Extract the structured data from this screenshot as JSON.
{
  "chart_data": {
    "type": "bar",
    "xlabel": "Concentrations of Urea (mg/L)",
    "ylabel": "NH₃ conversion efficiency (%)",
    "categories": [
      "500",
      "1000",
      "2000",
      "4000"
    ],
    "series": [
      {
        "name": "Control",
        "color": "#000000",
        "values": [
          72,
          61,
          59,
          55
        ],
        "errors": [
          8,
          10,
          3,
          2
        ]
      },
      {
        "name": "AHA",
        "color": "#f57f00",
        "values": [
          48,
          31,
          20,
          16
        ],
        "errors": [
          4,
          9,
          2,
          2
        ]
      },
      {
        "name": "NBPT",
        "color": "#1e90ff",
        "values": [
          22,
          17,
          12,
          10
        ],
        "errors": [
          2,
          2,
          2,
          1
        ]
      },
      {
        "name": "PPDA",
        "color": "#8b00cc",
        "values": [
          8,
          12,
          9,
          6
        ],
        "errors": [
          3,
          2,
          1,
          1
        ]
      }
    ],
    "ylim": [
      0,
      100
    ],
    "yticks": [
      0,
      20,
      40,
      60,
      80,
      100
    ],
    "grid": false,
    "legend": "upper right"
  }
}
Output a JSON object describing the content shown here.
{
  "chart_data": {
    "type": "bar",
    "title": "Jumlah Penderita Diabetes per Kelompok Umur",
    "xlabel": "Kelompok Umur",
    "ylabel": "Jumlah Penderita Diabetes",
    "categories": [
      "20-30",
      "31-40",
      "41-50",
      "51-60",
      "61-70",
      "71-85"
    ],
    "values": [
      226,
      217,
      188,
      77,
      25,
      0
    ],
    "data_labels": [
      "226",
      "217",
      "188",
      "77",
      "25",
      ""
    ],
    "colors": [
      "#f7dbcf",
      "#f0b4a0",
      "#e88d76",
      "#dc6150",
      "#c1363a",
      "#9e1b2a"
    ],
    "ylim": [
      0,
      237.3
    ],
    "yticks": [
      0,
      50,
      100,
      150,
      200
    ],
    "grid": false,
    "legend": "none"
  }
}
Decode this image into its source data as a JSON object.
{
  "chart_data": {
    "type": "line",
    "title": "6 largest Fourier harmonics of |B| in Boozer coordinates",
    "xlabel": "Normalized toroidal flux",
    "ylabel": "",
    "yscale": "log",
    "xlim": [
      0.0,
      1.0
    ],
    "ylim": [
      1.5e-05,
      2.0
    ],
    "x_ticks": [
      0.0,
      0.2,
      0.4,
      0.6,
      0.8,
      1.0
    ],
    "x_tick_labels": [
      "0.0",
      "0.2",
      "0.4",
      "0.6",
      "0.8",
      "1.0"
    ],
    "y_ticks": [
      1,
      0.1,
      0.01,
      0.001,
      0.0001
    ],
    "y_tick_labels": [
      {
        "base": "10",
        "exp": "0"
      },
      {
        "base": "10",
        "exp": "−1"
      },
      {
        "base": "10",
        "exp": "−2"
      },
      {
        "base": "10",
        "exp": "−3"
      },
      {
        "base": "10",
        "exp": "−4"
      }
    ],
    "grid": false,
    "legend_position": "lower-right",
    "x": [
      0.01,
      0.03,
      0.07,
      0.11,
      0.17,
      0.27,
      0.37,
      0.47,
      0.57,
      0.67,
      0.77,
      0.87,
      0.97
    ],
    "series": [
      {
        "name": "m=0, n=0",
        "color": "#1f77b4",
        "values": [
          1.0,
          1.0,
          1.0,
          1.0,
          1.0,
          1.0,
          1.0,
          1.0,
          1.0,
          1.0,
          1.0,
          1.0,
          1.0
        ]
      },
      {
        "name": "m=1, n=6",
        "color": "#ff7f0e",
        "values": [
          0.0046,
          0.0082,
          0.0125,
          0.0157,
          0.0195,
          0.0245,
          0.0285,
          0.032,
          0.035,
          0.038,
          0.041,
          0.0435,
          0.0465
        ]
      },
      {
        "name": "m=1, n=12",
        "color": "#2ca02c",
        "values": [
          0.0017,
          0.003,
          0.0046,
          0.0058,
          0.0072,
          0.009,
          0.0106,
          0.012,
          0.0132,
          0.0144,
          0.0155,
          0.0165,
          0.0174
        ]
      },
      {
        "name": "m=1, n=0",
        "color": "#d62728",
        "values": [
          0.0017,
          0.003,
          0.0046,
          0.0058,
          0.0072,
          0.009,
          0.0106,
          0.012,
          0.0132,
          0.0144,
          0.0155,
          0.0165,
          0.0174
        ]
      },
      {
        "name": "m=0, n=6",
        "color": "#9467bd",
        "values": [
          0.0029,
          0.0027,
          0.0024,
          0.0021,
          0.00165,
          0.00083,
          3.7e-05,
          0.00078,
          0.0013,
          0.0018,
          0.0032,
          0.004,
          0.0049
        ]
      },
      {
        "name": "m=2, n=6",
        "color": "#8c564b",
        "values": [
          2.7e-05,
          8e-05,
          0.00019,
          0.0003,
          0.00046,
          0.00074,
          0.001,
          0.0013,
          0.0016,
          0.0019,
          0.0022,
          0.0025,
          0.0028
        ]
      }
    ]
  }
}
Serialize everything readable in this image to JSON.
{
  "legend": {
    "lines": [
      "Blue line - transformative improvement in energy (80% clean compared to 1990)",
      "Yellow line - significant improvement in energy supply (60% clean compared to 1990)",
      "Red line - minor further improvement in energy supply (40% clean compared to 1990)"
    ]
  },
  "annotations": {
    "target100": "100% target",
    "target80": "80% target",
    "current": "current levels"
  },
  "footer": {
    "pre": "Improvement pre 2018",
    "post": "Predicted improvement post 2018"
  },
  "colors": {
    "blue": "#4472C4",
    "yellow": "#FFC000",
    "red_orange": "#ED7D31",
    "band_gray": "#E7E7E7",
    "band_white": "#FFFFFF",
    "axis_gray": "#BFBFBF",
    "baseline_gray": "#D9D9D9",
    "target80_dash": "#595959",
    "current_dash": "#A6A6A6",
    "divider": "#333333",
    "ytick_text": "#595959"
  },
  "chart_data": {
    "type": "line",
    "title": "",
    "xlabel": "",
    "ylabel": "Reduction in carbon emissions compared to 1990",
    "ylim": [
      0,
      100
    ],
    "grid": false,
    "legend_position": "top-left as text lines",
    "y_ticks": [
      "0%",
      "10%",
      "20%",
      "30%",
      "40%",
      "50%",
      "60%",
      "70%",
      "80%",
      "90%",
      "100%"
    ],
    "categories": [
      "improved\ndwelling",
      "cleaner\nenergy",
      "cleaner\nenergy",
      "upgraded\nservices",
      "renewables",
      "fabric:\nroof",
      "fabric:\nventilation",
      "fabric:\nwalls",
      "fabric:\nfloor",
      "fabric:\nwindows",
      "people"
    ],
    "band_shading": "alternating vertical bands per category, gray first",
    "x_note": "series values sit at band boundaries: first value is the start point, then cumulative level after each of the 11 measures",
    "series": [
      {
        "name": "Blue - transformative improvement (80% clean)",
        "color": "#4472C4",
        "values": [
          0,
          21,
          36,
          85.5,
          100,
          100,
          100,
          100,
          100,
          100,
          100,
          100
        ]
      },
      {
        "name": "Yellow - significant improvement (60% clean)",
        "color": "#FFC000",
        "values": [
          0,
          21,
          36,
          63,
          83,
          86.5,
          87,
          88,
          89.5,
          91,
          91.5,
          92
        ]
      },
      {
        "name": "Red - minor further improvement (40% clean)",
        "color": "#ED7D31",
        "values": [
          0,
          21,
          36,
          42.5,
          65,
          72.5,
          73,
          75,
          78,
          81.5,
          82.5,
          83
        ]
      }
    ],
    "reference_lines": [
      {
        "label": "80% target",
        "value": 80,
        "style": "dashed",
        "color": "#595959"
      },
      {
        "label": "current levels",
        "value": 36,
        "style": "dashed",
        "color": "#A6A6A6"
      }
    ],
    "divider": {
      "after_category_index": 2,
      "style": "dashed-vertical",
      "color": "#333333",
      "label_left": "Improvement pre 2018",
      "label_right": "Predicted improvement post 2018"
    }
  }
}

STATED EXERCISE: Work out how many lines of the data above hold the word "Predicted", and write only the count.

EXPECTED OUTPUT: 2